> To be done:
Can you retype every record below exactly as written?

> Material to process:
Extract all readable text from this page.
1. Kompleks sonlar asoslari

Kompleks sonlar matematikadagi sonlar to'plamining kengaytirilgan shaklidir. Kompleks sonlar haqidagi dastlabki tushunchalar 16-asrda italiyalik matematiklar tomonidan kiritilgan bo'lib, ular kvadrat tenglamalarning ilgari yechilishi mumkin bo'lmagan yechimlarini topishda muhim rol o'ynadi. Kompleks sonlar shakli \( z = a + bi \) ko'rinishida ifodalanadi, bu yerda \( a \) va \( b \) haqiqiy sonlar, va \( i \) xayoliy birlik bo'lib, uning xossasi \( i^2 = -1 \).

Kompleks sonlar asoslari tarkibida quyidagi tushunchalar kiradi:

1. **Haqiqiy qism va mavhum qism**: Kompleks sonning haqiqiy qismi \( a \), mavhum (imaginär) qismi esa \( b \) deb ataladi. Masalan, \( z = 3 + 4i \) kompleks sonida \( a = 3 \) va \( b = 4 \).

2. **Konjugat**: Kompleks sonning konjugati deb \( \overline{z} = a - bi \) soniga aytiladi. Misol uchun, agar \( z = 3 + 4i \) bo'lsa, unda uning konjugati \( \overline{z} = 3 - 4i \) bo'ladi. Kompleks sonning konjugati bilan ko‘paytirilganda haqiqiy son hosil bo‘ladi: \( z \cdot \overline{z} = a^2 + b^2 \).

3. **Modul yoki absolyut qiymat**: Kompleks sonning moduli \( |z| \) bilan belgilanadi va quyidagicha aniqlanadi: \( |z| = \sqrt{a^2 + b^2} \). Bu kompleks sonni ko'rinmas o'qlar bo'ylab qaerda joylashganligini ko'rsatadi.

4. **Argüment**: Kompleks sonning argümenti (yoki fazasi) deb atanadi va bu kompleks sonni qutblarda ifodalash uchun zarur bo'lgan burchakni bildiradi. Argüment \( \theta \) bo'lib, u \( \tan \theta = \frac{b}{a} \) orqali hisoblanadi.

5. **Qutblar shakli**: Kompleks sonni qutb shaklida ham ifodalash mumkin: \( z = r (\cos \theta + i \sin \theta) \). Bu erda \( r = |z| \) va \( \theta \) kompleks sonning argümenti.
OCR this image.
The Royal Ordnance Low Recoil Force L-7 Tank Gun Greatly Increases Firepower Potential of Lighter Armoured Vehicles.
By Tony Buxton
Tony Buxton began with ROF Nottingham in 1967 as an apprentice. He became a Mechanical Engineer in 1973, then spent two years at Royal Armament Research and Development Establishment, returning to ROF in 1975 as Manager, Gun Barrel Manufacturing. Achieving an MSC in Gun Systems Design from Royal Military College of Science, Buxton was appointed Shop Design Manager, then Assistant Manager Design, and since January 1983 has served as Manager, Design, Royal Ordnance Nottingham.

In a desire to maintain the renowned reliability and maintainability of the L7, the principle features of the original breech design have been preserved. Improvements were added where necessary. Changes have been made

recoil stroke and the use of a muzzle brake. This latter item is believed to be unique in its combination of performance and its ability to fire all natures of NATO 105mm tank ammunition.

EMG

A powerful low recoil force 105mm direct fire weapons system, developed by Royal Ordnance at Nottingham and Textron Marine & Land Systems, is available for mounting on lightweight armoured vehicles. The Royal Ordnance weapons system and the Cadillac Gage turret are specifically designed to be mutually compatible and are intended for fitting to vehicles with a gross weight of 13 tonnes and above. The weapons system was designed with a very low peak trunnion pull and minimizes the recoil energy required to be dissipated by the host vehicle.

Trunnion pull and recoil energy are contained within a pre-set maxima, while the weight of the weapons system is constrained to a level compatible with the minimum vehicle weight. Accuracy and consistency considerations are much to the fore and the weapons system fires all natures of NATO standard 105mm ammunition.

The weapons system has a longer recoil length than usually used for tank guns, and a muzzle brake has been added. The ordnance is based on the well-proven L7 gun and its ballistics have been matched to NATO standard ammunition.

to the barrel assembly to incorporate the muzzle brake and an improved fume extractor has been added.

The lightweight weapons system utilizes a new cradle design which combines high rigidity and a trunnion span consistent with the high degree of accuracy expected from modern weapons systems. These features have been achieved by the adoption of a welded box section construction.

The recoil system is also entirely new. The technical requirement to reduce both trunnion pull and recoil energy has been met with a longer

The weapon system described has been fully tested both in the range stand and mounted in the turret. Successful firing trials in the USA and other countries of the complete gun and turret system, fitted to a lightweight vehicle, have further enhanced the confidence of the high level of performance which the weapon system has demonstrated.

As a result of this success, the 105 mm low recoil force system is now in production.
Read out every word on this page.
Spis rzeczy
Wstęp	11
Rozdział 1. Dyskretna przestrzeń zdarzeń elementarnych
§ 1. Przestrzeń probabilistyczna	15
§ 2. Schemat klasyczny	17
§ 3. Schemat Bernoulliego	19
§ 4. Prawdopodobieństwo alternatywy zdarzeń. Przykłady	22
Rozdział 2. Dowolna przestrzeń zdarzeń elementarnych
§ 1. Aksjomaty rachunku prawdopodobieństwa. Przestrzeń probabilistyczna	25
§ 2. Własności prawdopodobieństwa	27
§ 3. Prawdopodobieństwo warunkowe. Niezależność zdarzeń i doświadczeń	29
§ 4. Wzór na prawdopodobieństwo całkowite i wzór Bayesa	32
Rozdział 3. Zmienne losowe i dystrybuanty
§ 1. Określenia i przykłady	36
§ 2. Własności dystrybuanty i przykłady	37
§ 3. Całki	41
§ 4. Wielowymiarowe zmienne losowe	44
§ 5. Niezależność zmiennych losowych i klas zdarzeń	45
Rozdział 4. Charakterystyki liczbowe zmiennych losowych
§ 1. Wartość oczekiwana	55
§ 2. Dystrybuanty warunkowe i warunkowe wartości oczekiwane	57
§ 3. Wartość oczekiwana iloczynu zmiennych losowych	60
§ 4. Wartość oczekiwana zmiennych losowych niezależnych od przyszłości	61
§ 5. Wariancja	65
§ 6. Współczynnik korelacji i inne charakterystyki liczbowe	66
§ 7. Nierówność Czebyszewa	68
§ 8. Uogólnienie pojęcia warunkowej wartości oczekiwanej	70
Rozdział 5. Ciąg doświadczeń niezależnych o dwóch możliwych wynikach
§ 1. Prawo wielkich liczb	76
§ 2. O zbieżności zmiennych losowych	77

> Solution to this task:
Extract all readable text from this page.
1. Kompleks sonlar asoslari

Kompleks sonlar matematikadagi sonlar to'plamining kengaytirilgan shaklidir. Kompleks sonlar haqidagi dastlabki tushunchalar 16-asrda italiyalik matematiklar tomonidan kiritilgan bo'lib, ular kvadrat tenglamalarning ilgari yechilishi mumkin bo'lmagan yechimlarini topishda muhim rol o'ynadi. Kompleks sonlar shakli \( z = a + bi \) ko'rinishida ifodalanadi, bu yerda \( a \) va \( b \) haqiqiy sonlar, va \( i \) xayoliy birlik bo'lib, uning xossasi \( i^2 = -1 \).

Kompleks sonlar asoslari tarkibida quyidagi tushunchalar kiradi:

1. **Haqiqiy qism va mavhum qism**: Kompleks sonning haqiqiy qismi \( a \), mavhum (imaginär) qismi esa \( b \) deb ataladi. Masalan, \( z = 3 + 4i \) kompleks sonida \( a = 3 \) va \( b = 4 \).

2. **Konjugat**: Kompleks sonning konjugati deb \( \overline{z} = a - bi \) soniga aytiladi. Misol uchun, agar \( z = 3 + 4i \) bo'lsa, unda uning konjugati \( \overline{z} = 3 - 4i \) bo'ladi. Kompleks sonning konjugati bilan ko‘paytirilganda haqiqiy son hosil bo‘ladi: \( z \cdot \overline{z} = a^2 + b^2 \).

3. **Modul yoki absolyut qiymat**: Kompleks sonning moduli \( |z| \) bilan belgilanadi va quyidagicha aniqlanadi: \( |z| = \sqrt{a^2 + b^2} \). Bu kompleks sonni ko'rinmas o'qlar bo'ylab qaerda joylashganligini ko'rsatadi.

4. **Argüment**: Kompleks sonning argümenti (yoki fazasi) deb atanadi va bu kompleks sonni qutblarda ifodalash uchun zarur bo'lgan burchakni bildiradi. Argüment \( \theta \) bo'lib, u \( \tan \theta = \frac{b}{a} \) orqali hisoblanadi.

5. **Qutblar shakli**: Kompleks sonni qutb shaklida ham ifodalash mumkin: \( z = r (\cos \theta + i \sin \theta) \). Bu erda \( r = |z| \) va \( \theta \) kompleks sonning argümenti.
OCR this image.
The Royal Ordnance Low Recoil Force L-7 Tank Gun Greatly Increases Firepower Potential of Lighter Armoured Vehicles.
By Tony Buxton
Tony Buxton began with ROF Nottingham in 1967 as an apprentice. He became a Mechanical Engineer in 1973, then spent two years at Royal Armament Research and Development Establishment, returning to ROF in 1975 as Manager, Gun Barrel Manufacturing. Achieving an MSC in Gun Systems Design from Royal Military College of Science, Buxton was appointed Shop Design Manager, then Assistant Manager Design, and since January 1983 has served as Manager, Design, Royal Ordnance Nottingham.

In a desire to maintain the renowned reliability and maintainability of the L7, the principle features of the original breech design have been preserved. Improvements were added where necessary. Changes have been made

recoil stroke and the use of a muzzle brake. This latter item is believed to be unique in its combination of performance and its ability to fire all natures of NATO 105mm tank ammunition.

EMG

A powerful low recoil force 105mm direct fire weapons system, developed by Royal Ordnance at Nottingham and Textron Marine & Land Systems, is available for mounting on lightweight armoured vehicles. The Royal Ordnance weapons system and the Cadillac Gage turret are specifically designed to be mutually compatible and are intended for fitting to vehicles with a gross weight of 13 tonnes and above. The weapons system was designed with a very low peak trunnion pull and minimizes the recoil energy required to be dissipated by the host vehicle.

Trunnion pull and recoil energy are contained within a pre-set maxima, while the weight of the weapons system is constrained to a level compatible with the minimum vehicle weight. Accuracy and consistency considerations are much to the fore and the weapons system fires all natures of NATO standard 105mm ammunition.

The weapons system has a longer recoil length than usually used for tank guns, and a muzzle brake has been added. The ordnance is based on the well-proven L7 gun and its ballistics have been matched to NATO standard ammunition.

to the barrel assembly to incorporate the muzzle brake and an improved fume extractor has been added.

The lightweight weapons system utilizes a new cradle design which combines high rigidity and a trunnion span consistent with the high degree of accuracy expected from modern weapons systems. These features have been achieved by the adoption of a welded box section construction.

The recoil system is also entirely new. The technical requirement to reduce both trunnion pull and recoil energy has been met with a longer

The weapon system described has been fully tested both in the range stand and mounted in the turret. Successful firing trials in the USA and other countries of the complete gun and turret system, fitted to a lightweight vehicle, have further enhanced the confidence of the high level of performance which the weapon system has demonstrated.

As a result of this success, the 105 mm low recoil force system is now in production.
Read out every word on this page.
Spis rzeczy
Wstęp	11
Rozdział 1. Dyskretna przestrzeń zdarzeń elementarnych
§ 1. Przestrzeń probabilistyczna	15
§ 2. Schemat klasyczny	17
§ 3. Schemat Bernoulliego	19
§ 4. Prawdopodobieństwo alternatywy zdarzeń. Przykłady	22
Rozdział 2. Dowolna przestrzeń zdarzeń elementarnych
§ 1. Aksjomaty rachunku prawdopodobieństwa. Przestrzeń probabilistyczna	25
§ 2. Własności prawdopodobieństwa	27
§ 3. Prawdopodobieństwo warunkowe. Niezależność zdarzeń i doświadczeń	29
§ 4. Wzór na prawdopodobieństwo całkowite i wzór Bayesa	32
Rozdział 3. Zmienne losowe i dystrybuanty
§ 1. Określenia i przykłady	36
§ 2. Własności dystrybuanty i przykłady	37
§ 3. Całki	41
§ 4. Wielowymiarowe zmienne losowe	44
§ 5. Niezależność zmiennych losowych i klas zdarzeń	45
Rozdział 4. Charakterystyki liczbowe zmiennych losowych
§ 1. Wartość oczekiwana	55
§ 2. Dystrybuanty warunkowe i warunkowe wartości oczekiwane	57
§ 3. Wartość oczekiwana iloczynu zmiennych losowych	60
§ 4. Wartość oczekiwana zmiennych losowych niezależnych od przyszłości	61
§ 5. Wariancja	65
§ 6. Współczynnik korelacji i inne charakterystyki liczbowe	66
§ 7. Nierówność Czebyszewa	68
§ 8. Uogólnienie pojęcia warunkowej wartości oczekiwanej	70
Rozdział 5. Ciąg doświadczeń niezależnych o dwóch możliwych wynikach
§ 1. Prawo wielkich liczb	76
§ 2. O zbieżności zmiennych losowych	77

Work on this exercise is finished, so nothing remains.